• **Textauszug**:
--------------------

Viel häufiger ist denn auch der nicht näher 
begründete Hinweis, das Beharren auf einer wahrhaftigen Darstellung der 
Geschichte und zumindest symbolischen Wiedergutmachungsschritten vertrage sich 
nicht mit dem Ziel der Versöhnung. 
So absurd diese Position angesichts der 
Erfahrungen vieler Länder und auch der Ergebnisse der Friedens- und 
Konfliktforschung ist, sie ist in der Bundesrepublik des Jahres 2010 
mehrheitsfähig, ja in der politischen Klasse fast Konsens.

--------------------

• **Bereitgestelltes Material**:
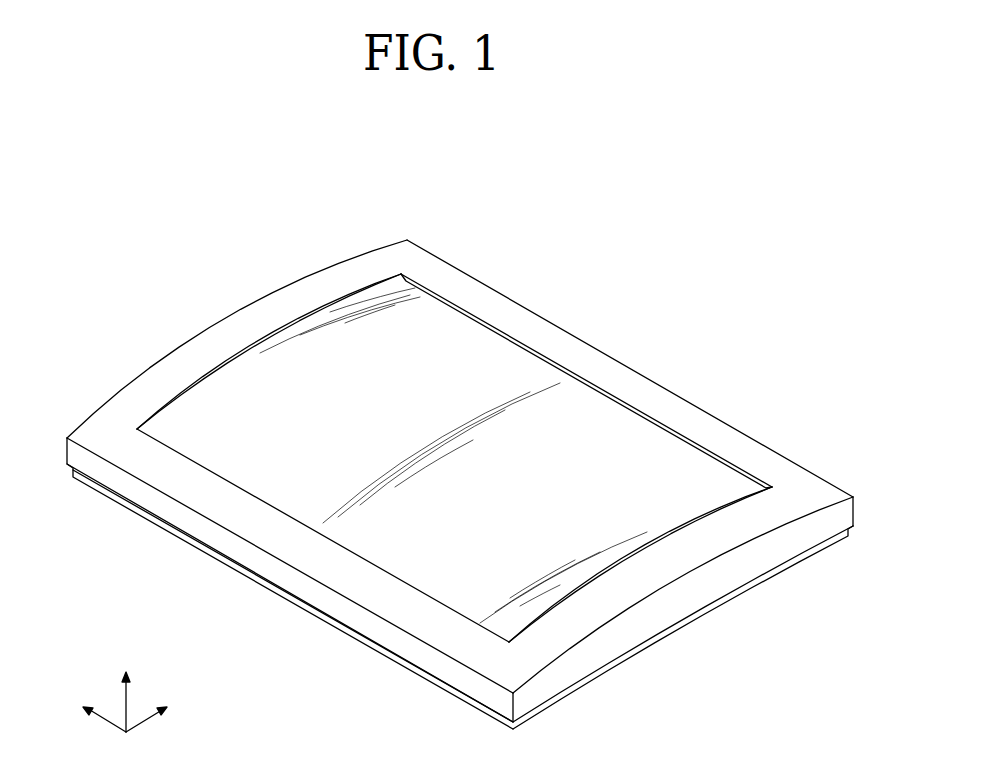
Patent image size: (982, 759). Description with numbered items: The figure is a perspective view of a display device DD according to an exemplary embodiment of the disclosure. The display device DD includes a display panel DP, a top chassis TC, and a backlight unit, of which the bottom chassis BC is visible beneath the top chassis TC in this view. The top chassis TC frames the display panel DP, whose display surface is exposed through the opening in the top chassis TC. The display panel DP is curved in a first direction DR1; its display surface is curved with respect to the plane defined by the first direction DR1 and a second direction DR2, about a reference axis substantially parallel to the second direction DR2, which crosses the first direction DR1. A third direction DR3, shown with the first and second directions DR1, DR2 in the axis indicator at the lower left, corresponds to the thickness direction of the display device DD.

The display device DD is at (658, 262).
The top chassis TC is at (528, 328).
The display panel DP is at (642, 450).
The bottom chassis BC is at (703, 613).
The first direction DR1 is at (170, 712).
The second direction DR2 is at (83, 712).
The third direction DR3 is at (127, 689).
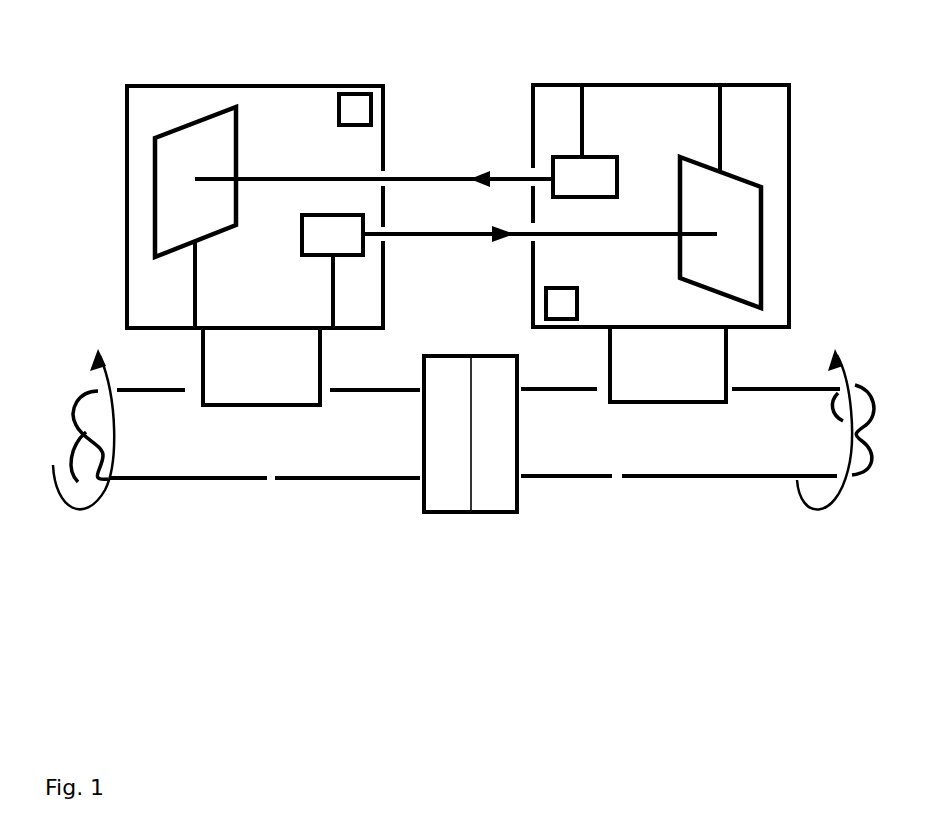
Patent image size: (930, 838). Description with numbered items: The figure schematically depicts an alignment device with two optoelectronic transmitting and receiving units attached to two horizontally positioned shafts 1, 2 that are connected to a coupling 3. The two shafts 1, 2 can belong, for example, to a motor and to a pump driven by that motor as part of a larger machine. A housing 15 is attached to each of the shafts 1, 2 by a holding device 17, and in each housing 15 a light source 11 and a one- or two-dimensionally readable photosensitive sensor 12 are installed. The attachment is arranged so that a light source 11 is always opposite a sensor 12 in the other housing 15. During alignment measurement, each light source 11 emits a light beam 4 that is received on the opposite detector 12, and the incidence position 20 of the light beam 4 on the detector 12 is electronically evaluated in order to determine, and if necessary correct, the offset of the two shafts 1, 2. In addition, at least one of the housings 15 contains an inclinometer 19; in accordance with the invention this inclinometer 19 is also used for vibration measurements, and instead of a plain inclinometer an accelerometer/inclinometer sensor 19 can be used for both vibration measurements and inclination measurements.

--------------------

• **Aufgaben**:
**1.** Nennen Sie alle Substantive, auch substantivierte Verben, aus dem ersten Satz des Textauszugs über Versöhnung, der mit „Viel häufiger ist denn auch“ beginnt.
**2.** Schreiben Sie den Textauszug über Versöhnung und Geschichtsaufarbeitung im Anschluss an seinen letzten Satz weiter.

• **Lösungen**:
**1.** Hinweis, Beharren, Darstellung, Geschichte, Wiedergutmachungsschritten, Ziel, Versöhnung

**2.**
Noch ganz anders argumentieren linke Politiker 
und Publizisten. Über „Revanchismusverdacht“ in Bezug auf Hartmut Saenger und 
Arnold Tölg klagte am 3. August allen Ernstes ein Autor namens Florian Gathmann 
in „SpiegelOnline“. Womöglich wusste er nicht, dass er damit direkt den 
Sprachgebrauch des Stalinismus übernommen hatte: Das auch von bekannten 
SPD-Politikern bis in die 90er Jahre hochgehaltene Recht auf die Heimat wurde 
vor allem in der stalinistischen Ära etwa im „Neuen Deutschland“ routinemäßig 
als „Revanchismus“ abgetan.  
Heute gilt dieser Sprachgebrauch aus dem 
Wörterbuch des Unmenschen kaum mehr als Hinweis auf eine linksextremistische 
oder menschenverachtende Gesinnung.  -  K.B.